## Aim of the exercise
Would you transcribe all of the data exactly, down to the last character?

## Dataset records

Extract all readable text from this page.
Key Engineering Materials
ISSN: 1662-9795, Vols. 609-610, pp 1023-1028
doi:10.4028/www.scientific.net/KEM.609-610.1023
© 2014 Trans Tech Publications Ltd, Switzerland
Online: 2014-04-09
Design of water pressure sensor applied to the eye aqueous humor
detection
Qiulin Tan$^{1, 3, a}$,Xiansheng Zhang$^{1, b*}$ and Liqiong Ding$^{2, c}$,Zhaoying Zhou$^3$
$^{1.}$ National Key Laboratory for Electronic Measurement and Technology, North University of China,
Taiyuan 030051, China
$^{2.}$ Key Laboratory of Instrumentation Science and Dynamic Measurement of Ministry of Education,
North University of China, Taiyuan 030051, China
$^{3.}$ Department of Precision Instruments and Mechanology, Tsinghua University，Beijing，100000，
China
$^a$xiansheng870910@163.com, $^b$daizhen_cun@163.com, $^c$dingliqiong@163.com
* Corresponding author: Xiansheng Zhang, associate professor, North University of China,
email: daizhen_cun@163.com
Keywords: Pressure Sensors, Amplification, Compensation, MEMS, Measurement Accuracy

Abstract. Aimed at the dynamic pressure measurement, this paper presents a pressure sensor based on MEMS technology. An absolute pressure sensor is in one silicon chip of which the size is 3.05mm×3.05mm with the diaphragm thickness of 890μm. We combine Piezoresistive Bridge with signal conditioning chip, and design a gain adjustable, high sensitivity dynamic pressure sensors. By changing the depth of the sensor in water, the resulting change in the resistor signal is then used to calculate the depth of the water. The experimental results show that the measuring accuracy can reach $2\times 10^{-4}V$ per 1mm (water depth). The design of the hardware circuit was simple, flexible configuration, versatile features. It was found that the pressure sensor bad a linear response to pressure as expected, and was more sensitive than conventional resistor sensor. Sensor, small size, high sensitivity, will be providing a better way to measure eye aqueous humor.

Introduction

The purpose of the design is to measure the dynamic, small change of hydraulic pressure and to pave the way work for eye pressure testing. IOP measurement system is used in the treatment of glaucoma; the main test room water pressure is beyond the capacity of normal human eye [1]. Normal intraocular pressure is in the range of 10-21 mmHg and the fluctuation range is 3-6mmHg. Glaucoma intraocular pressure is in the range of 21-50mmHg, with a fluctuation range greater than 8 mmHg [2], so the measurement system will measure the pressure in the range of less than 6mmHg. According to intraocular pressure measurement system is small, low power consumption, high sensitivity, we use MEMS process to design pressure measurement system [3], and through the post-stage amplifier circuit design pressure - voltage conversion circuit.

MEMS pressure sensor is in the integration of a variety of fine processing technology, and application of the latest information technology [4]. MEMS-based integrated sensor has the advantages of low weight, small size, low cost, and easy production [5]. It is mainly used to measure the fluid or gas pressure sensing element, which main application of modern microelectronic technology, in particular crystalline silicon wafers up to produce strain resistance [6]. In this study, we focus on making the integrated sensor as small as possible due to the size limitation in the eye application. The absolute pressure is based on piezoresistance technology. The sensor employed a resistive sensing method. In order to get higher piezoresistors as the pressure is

## Result of the exercise
Extract all readable text from this page.
Key Engineering Materials
ISSN: 1662-9795, Vols. 609-610, pp 1023-1028
doi:10.4028/www.scientific.net/KEM.609-610.1023
© 2014 Trans Tech Publications Ltd, Switzerland
Online: 2014-04-09
Design of water pressure sensor applied to the eye aqueous humor
detection
Qiulin Tan$^{1, 3, a}$,Xiansheng Zhang$^{1, b*}$ and Liqiong Ding$^{2, c}$,Zhaoying Zhou$^3$
$^{1.}$ National Key Laboratory for Electronic Measurement and Technology, North University of China,
Taiyuan 030051, China
$^{2.}$ Key Laboratory of Instrumentation Science and Dynamic Measurement of Ministry of Education,
North University of China, Taiyuan 030051, China
$^{3.}$ Department of Precision Instruments and Mechanology, Tsinghua University，Beijing，100000，
China
$^a$xiansheng870910@163.com, $^b$daizhen_cun@163.com, $^c$dingliqiong@163.com
* Corresponding author: Xiansheng Zhang, associate professor, North University of China,
email: daizhen_cun@163.com
Keywords: Pressure Sensors, Amplification, Compensation, MEMS, Measurement Accuracy

Abstract. Aimed at the dynamic pressure measurement, this paper presents a pressure sensor based on MEMS technology. An absolute pressure sensor is in one silicon chip of which the size is 3.05mm×3.05mm with the diaphragm thickness of 890μm. We combine Piezoresistive Bridge with signal conditioning chip, and design a gain adjustable, high sensitivity dynamic pressure sensors. By changing the depth of the sensor in water, the resulting change in the resistor signal is then used to calculate the depth of the water. The experimental results show that the measuring accuracy can reach $2\times 10^{-4}V$ per 1mm (water depth). The design of the hardware circuit was simple, flexible configuration, versatile features. It was found that the pressure sensor bad a linear response to pressure as expected, and was more sensitive than conventional resistor sensor. Sensor, small size, high sensitivity, will be providing a better way to measure eye aqueous humor.

Introduction

The purpose of the design is to measure the dynamic, small change of hydraulic pressure and to pave the way work for eye pressure testing. IOP measurement system is used in the treatment of glaucoma; the main test room water pressure is beyond the capacity of normal human eye [1]. Normal intraocular pressure is in the range of 10-21 mmHg and the fluctuation range is 3-6mmHg. Glaucoma intraocular pressure is in the range of 21-50mmHg, with a fluctuation range greater than 8 mmHg [2], so the measurement system will measure the pressure in the range of less than 6mmHg. According to intraocular pressure measurement system is small, low power consumption, high sensitivity, we use MEMS process to design pressure measurement system [3], and through the post-stage amplifier circuit design pressure - voltage conversion circuit.

MEMS pressure sensor is in the integration of a variety of fine processing technology, and application of the latest information technology [4]. MEMS-based integrated sensor has the advantages of low weight, small size, low cost, and easy production [5]. It is mainly used to measure the fluid or gas pressure sensing element, which main application of modern microelectronic technology, in particular crystalline silicon wafers up to produce strain resistance [6]. In this study, we focus on making the integrated sensor as small as possible due to the size limitation in the eye application. The absolute pressure is based on piezoresistance technology. The sensor employed a resistive sensing method. In order to get higher piezoresistors as the pressure is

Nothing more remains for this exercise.